▶ Dataset:
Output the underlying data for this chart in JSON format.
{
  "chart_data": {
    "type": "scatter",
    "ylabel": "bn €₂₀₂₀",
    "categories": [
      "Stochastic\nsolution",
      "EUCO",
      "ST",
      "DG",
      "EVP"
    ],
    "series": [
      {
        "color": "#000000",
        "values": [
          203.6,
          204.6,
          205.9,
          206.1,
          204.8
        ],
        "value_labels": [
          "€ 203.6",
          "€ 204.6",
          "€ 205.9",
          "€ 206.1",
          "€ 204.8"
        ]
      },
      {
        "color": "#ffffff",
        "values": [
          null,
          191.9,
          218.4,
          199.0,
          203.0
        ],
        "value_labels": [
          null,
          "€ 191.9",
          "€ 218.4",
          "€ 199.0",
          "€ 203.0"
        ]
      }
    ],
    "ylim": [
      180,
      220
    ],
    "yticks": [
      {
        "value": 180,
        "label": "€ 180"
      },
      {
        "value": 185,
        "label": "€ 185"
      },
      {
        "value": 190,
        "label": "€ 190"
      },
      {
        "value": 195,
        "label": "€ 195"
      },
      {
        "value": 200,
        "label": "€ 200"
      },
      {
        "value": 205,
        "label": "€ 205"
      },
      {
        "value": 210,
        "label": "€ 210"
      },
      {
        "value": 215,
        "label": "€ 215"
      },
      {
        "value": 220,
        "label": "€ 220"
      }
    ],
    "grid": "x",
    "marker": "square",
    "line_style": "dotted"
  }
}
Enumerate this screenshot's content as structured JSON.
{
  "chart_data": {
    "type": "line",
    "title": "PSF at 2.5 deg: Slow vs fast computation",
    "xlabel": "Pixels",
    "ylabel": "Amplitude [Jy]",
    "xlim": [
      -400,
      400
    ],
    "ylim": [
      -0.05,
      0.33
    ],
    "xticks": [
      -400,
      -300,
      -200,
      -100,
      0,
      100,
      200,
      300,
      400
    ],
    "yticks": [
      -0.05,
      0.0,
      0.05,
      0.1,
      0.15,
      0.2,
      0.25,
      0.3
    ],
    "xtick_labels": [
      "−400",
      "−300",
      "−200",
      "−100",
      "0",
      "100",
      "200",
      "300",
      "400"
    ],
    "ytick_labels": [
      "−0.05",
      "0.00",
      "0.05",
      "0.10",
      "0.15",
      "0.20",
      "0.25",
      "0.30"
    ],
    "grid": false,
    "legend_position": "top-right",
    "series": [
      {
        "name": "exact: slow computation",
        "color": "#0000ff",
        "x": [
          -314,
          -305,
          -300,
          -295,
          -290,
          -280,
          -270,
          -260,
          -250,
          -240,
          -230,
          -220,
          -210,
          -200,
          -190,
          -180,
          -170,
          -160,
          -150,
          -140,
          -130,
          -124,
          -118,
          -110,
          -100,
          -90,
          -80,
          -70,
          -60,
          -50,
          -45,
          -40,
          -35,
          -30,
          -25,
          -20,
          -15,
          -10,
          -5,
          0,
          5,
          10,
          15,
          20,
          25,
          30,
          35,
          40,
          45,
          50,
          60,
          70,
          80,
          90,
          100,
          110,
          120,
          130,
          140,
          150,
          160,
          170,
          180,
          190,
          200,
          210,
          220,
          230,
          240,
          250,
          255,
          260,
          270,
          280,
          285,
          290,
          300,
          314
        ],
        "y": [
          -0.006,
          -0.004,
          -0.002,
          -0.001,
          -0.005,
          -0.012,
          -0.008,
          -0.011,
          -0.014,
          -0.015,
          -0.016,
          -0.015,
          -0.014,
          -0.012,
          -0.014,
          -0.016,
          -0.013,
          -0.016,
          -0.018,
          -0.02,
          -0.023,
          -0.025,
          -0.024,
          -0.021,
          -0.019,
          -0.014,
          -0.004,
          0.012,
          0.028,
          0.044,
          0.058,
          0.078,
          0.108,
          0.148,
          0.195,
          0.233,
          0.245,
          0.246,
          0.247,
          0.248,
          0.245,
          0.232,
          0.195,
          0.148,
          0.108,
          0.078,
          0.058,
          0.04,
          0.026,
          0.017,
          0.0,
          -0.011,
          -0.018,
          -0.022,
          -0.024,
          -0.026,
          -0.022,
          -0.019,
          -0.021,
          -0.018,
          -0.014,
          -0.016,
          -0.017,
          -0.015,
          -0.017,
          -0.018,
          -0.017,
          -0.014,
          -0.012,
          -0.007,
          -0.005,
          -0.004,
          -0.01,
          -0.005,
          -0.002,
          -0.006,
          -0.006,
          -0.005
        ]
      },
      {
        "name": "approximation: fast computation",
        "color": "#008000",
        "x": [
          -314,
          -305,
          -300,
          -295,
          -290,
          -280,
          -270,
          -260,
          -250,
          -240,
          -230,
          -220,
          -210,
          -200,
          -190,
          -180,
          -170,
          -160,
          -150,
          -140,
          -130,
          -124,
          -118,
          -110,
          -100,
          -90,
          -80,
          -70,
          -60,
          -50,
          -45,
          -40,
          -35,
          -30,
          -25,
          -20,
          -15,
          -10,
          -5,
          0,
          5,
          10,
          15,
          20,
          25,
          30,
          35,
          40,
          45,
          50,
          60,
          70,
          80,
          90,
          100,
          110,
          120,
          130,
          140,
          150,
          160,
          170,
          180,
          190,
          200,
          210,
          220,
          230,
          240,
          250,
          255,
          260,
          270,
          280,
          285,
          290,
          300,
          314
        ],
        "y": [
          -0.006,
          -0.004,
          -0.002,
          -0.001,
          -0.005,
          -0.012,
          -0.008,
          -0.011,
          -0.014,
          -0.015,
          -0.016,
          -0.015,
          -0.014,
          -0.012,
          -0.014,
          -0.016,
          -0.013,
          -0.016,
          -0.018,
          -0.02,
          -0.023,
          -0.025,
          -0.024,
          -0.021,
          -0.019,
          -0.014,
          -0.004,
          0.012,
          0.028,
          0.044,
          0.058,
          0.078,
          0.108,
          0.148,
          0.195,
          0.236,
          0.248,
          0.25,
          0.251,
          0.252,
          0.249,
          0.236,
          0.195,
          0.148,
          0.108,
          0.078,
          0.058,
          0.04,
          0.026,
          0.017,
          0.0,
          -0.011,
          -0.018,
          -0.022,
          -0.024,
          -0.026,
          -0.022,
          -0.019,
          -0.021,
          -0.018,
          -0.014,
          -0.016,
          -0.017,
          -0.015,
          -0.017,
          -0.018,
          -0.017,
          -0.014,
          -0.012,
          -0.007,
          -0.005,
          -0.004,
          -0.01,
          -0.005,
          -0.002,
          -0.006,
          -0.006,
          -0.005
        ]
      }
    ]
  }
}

▶ Task: Write down every line of the data above that includes the string "this".

▶ Reply:
Output the underlying data for this chart in JSON format.
Enumerate this screenshot's content as structured JSON.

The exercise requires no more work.